▸ WHAT YOU ARE ASKED TO DO
Without the pictures, give the entries below again exactly as written.

+-------+

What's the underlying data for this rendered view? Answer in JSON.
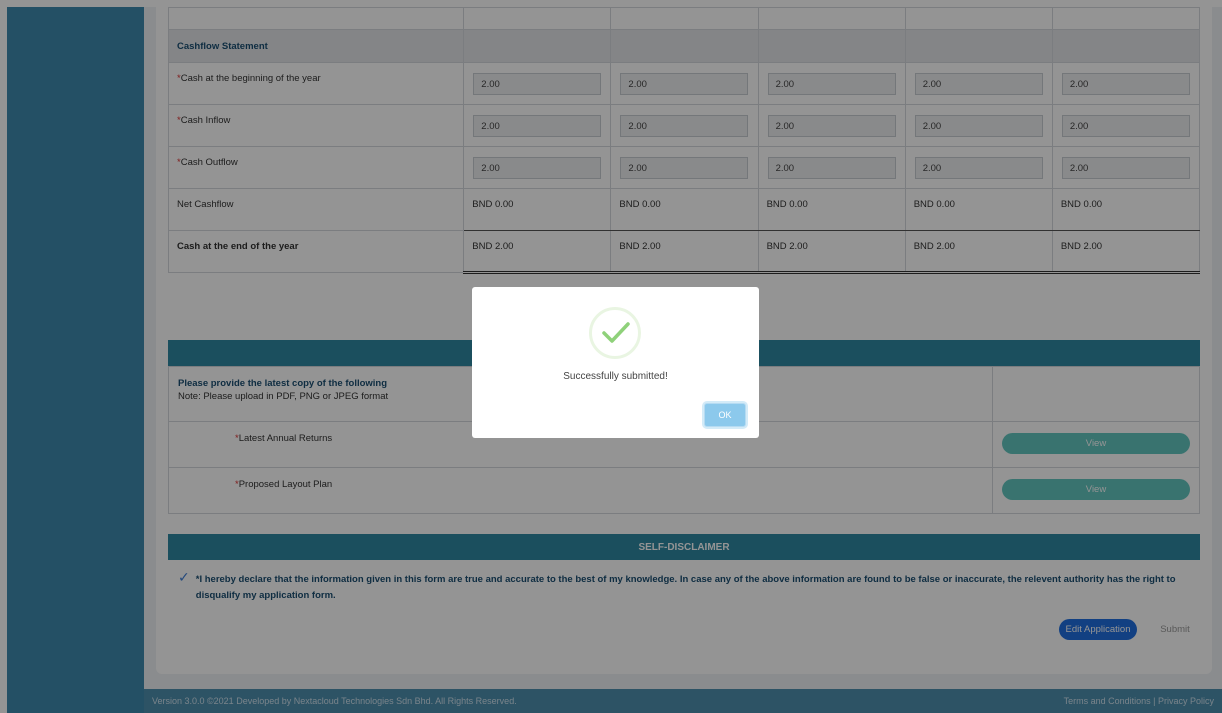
{
  "cashflow": {
    "section_title": "Cashflow Statement",
    "rows": [
      {
        "label": "Cash at the beginning of the year",
        "required": true,
        "type": "input",
        "values": [
          "2.00",
          "2.00",
          "2.00",
          "2.00",
          "2.00"
        ]
      },
      {
        "label": "Cash Inflow",
        "required": true,
        "type": "input",
        "values": [
          "2.00",
          "2.00",
          "2.00",
          "2.00",
          "2.00"
        ]
      },
      {
        "label": "Cash Outflow",
        "required": true,
        "type": "input",
        "values": [
          "2.00",
          "2.00",
          "2.00",
          "2.00",
          "2.00"
        ]
      },
      {
        "label": "Net Cashflow",
        "required": false,
        "type": "text",
        "values": [
          "BND 0.00",
          "BND 0.00",
          "BND 0.00",
          "BND 0.00",
          "BND 0.00"
        ]
      },
      {
        "label": "Cash at the end of the year",
        "required": false,
        "type": "text",
        "values": [
          "BND 2.00",
          "BND 2.00",
          "BND 2.00",
          "BND 2.00",
          "BND 2.00"
        ]
      }
    ]
  },
  "upload": {
    "heading": "Please provide the latest copy of the following",
    "note": "Note: Please upload in PDF, PNG or JPEG format",
    "items": [
      {
        "label": "Latest Annual Returns",
        "button": "View"
      },
      {
        "label": "Proposed Layout Plan",
        "button": "View"
      }
    ]
  },
  "disclaimer": {
    "title": "SELF-DISCLAIMER",
    "text": "*I hereby declare that the information given in this form are true and accurate to the best of my knowledge. In case any of the above information are found to be false or inaccurate, the relevent authority has the right to disqualify my application form."
  },
  "actions": {
    "edit": "Edit Application",
    "submit": "Submit"
  },
  "footer": {
    "left": "Version 3.0.0 ©2021 Developed by Nextacloud Technologies Sdn Bhd. All Rights Reserved.",
    "right": "Terms and Conditions | Privacy Policy"
  },
  "modal": {
    "message": "Successfully submitted!",
    "ok": "OK",
    "icon": "check-icon",
    "icon_color": "#8fd17a"
  }
}
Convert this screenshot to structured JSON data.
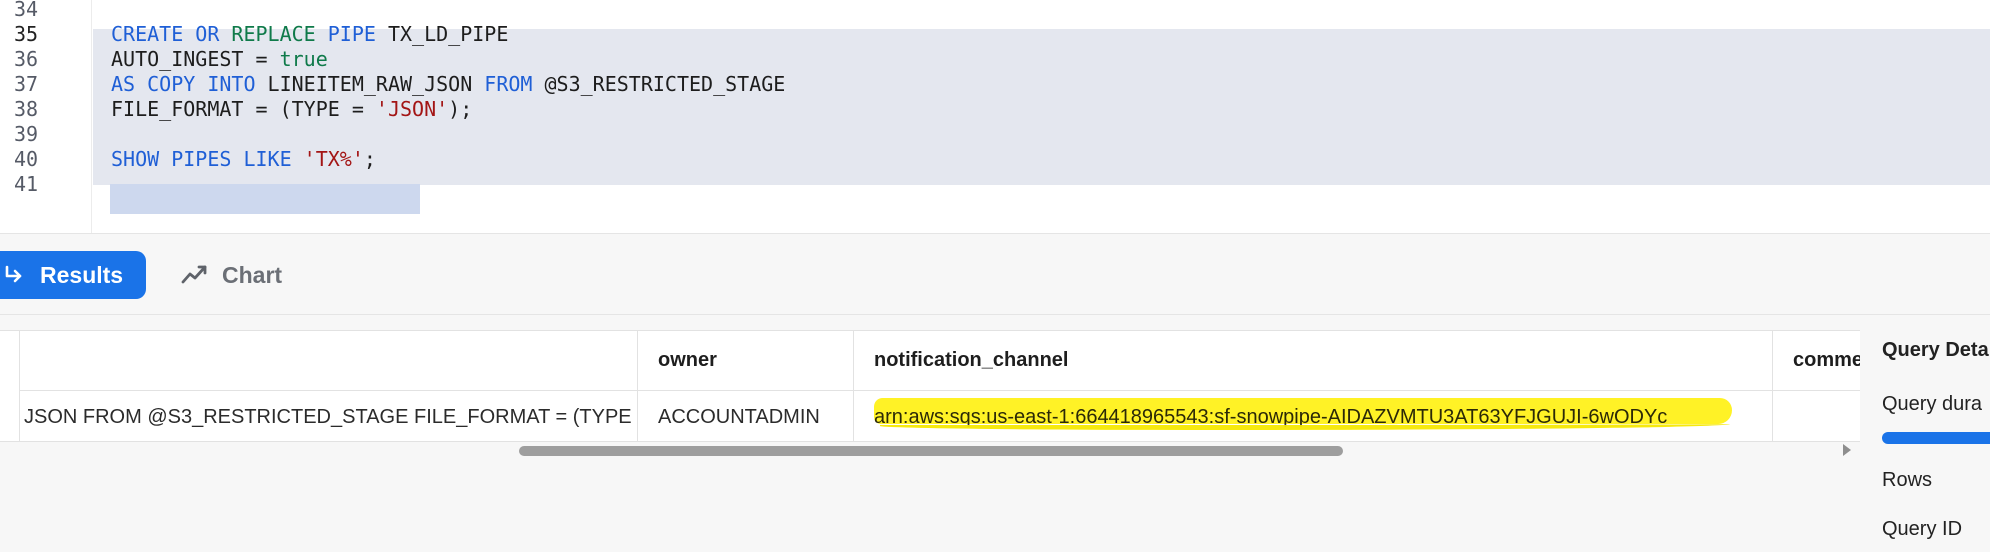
{
  "editor": {
    "line_numbers": [
      "34",
      "35",
      "36",
      "37",
      "38",
      "39",
      "40",
      "41"
    ],
    "lines": [
      {
        "tokens": []
      },
      {
        "tokens": [
          {
            "t": "CREATE OR ",
            "c": "kw"
          },
          {
            "t": "REPLACE ",
            "c": "val"
          },
          {
            "t": "PIPE ",
            "c": "kw"
          },
          {
            "t": "TX_LD_PIPE",
            "c": "plain"
          }
        ]
      },
      {
        "tokens": [
          {
            "t": "AUTO_INGEST = ",
            "c": "plain"
          },
          {
            "t": "true",
            "c": "val"
          }
        ]
      },
      {
        "tokens": [
          {
            "t": "AS COPY INTO ",
            "c": "kw"
          },
          {
            "t": "LINEITEM_RAW_JSON ",
            "c": "plain"
          },
          {
            "t": "FROM ",
            "c": "kw"
          },
          {
            "t": "@S3_RESTRICTED_STAGE",
            "c": "plain"
          }
        ]
      },
      {
        "tokens": [
          {
            "t": "FILE_FORMAT = (TYPE = ",
            "c": "plain"
          },
          {
            "t": "'JSON'",
            "c": "str"
          },
          {
            "t": ");",
            "c": "plain"
          }
        ]
      },
      {
        "tokens": []
      },
      {
        "tokens": [
          {
            "t": "SHOW PIPES LIKE ",
            "c": "kw"
          },
          {
            "t": "'TX%'",
            "c": "str"
          },
          {
            "t": ";",
            "c": "plain"
          }
        ]
      },
      {
        "tokens": []
      }
    ]
  },
  "toolbar": {
    "results_label": "Results",
    "chart_label": "Chart",
    "results_icon": "return-arrow-icon",
    "chart_icon": "line-chart-icon"
  },
  "table": {
    "columns": [
      {
        "key": "definition",
        "header": ""
      },
      {
        "key": "owner",
        "header": "owner"
      },
      {
        "key": "notification_channel",
        "header": "notification_channel"
      },
      {
        "key": "comment",
        "header": "comme"
      }
    ],
    "row": {
      "definition": "JSON FROM @S3_RESTRICTED_STAGE FILE_FORMAT = (TYPE",
      "owner": "ACCOUNTADMIN",
      "notification_channel": "arn:aws:sqs:us-east-1:664418965543:sf-snowpipe-AIDAZVMTU3AT63YFJGUJI-6wODYc",
      "comment": ""
    }
  },
  "details": {
    "title": "Query Deta",
    "duration_label": "Query dura",
    "rows_label": "Rows",
    "query_id_label": "Query ID"
  },
  "colors": {
    "accent": "#1a73e8",
    "highlight": "#fff000",
    "keyword": "#1f5fd6",
    "value": "#0f7a4a",
    "string": "#a31515"
  }
}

+-------+

▸ ANSWER TO THE EXERCISE
What's the underlying data for this rendered view? Answer in JSON.
{
  "cashflow": {
    "section_title": "Cashflow Statement",
    "rows": [
      {
        "label": "Cash at the beginning of the year",
        "required": true,
        "type": "input",
        "values": [
          "2.00",
          "2.00",
          "2.00",
          "2.00",
          "2.00"
        ]
      },
      {
        "label": "Cash Inflow",
        "required": true,
        "type": "input",
        "values": [
          "2.00",
          "2.00",
          "2.00",
          "2.00",
          "2.00"
        ]
      },
      {
        "label": "Cash Outflow",
        "required": true,
        "type": "input",
        "values": [
          "2.00",
          "2.00",
          "2.00",
          "2.00",
          "2.00"
        ]
      },
      {
        "label": "Net Cashflow",
        "required": false,
        "type": "text",
        "values": [
          "BND 0.00",
          "BND 0.00",
          "BND 0.00",
          "BND 0.00",
          "BND 0.00"
        ]
      },
      {
        "label": "Cash at the end of the year",
        "required": false,
        "type": "text",
        "values": [
          "BND 2.00",
          "BND 2.00",
          "BND 2.00",
          "BND 2.00",
          "BND 2.00"
        ]
      }
    ]
  },
  "upload": {
    "heading": "Please provide the latest copy of the following",
    "note": "Note: Please upload in PDF, PNG or JPEG format",
    "items": [
      {
        "label": "Latest Annual Returns",
        "button": "View"
      },
      {
        "label": "Proposed Layout Plan",
        "button": "View"
      }
    ]
  },
  "disclaimer": {
    "title": "SELF-DISCLAIMER",
    "text": "*I hereby declare that the information given in this form are true and accurate to the best of my knowledge. In case any of the above information are found to be false or inaccurate, the relevent authority has the right to disqualify my application form."
  },
  "actions": {
    "edit": "Edit Application",
    "submit": "Submit"
  },
  "footer": {
    "left": "Version 3.0.0 ©2021 Developed by Nextacloud Technologies Sdn Bhd. All Rights Reserved.",
    "right": "Terms and Conditions | Privacy Policy"
  },
  "modal": {
    "message": "Successfully submitted!",
    "ok": "OK",
    "icon": "check-icon",
    "icon_color": "#8fd17a"
  }
}
Convert this screenshot to structured JSON data.
{
  "editor": {
    "line_numbers": [
      "34",
      "35",
      "36",
      "37",
      "38",
      "39",
      "40",
      "41"
    ],
    "lines": [
      {
        "tokens": []
      },
      {
        "tokens": [
          {
            "t": "CREATE OR ",
            "c": "kw"
          },
          {
            "t": "REPLACE ",
            "c": "val"
          },
          {
            "t": "PIPE ",
            "c": "kw"
          },
          {
            "t": "TX_LD_PIPE",
            "c": "plain"
          }
        ]
      },
      {
        "tokens": [
          {
            "t": "AUTO_INGEST = ",
            "c": "plain"
          },
          {
            "t": "true",
            "c": "val"
          }
        ]
      },
      {
        "tokens": [
          {
            "t": "AS COPY INTO ",
            "c": "kw"
          },
          {
            "t": "LINEITEM_RAW_JSON ",
            "c": "plain"
          },
          {
            "t": "FROM ",
            "c": "kw"
          },
          {
            "t": "@S3_RESTRICTED_STAGE",
            "c": "plain"
          }
        ]
      },
      {
        "tokens": [
          {
            "t": "FILE_FORMAT = (TYPE = ",
            "c": "plain"
          },
          {
            "t": "'JSON'",
            "c": "str"
          },
          {
            "t": ");",
            "c": "plain"
          }
        ]
      },
      {
        "tokens": []
      },
      {
        "tokens": [
          {
            "t": "SHOW PIPES LIKE ",
            "c": "kw"
          },
          {
            "t": "'TX%'",
            "c": "str"
          },
          {
            "t": ";",
            "c": "plain"
          }
        ]
      },
      {
        "tokens": []
      }
    ]
  },
  "toolbar": {
    "results_label": "Results",
    "chart_label": "Chart",
    "results_icon": "return-arrow-icon",
    "chart_icon": "line-chart-icon"
  },
  "table": {
    "columns": [
      {
        "key": "definition",
        "header": ""
      },
      {
        "key": "owner",
        "header": "owner"
      },
      {
        "key": "notification_channel",
        "header": "notification_channel"
      },
      {
        "key": "comment",
        "header": "comme"
      }
    ],
    "row": {
      "definition": "JSON FROM @S3_RESTRICTED_STAGE FILE_FORMAT = (TYPE",
      "owner": "ACCOUNTADMIN",
      "notification_channel": "arn:aws:sqs:us-east-1:664418965543:sf-snowpipe-AIDAZVMTU3AT63YFJGUJI-6wODYc",
      "comment": ""
    }
  },
  "details": {
    "title": "Query Deta",
    "duration_label": "Query dura",
    "rows_label": "Rows",
    "query_id_label": "Query ID"
  },
  "colors": {
    "accent": "#1a73e8",
    "highlight": "#fff000",
    "keyword": "#1f5fd6",
    "value": "#0f7a4a",
    "string": "#a31515"
  }
}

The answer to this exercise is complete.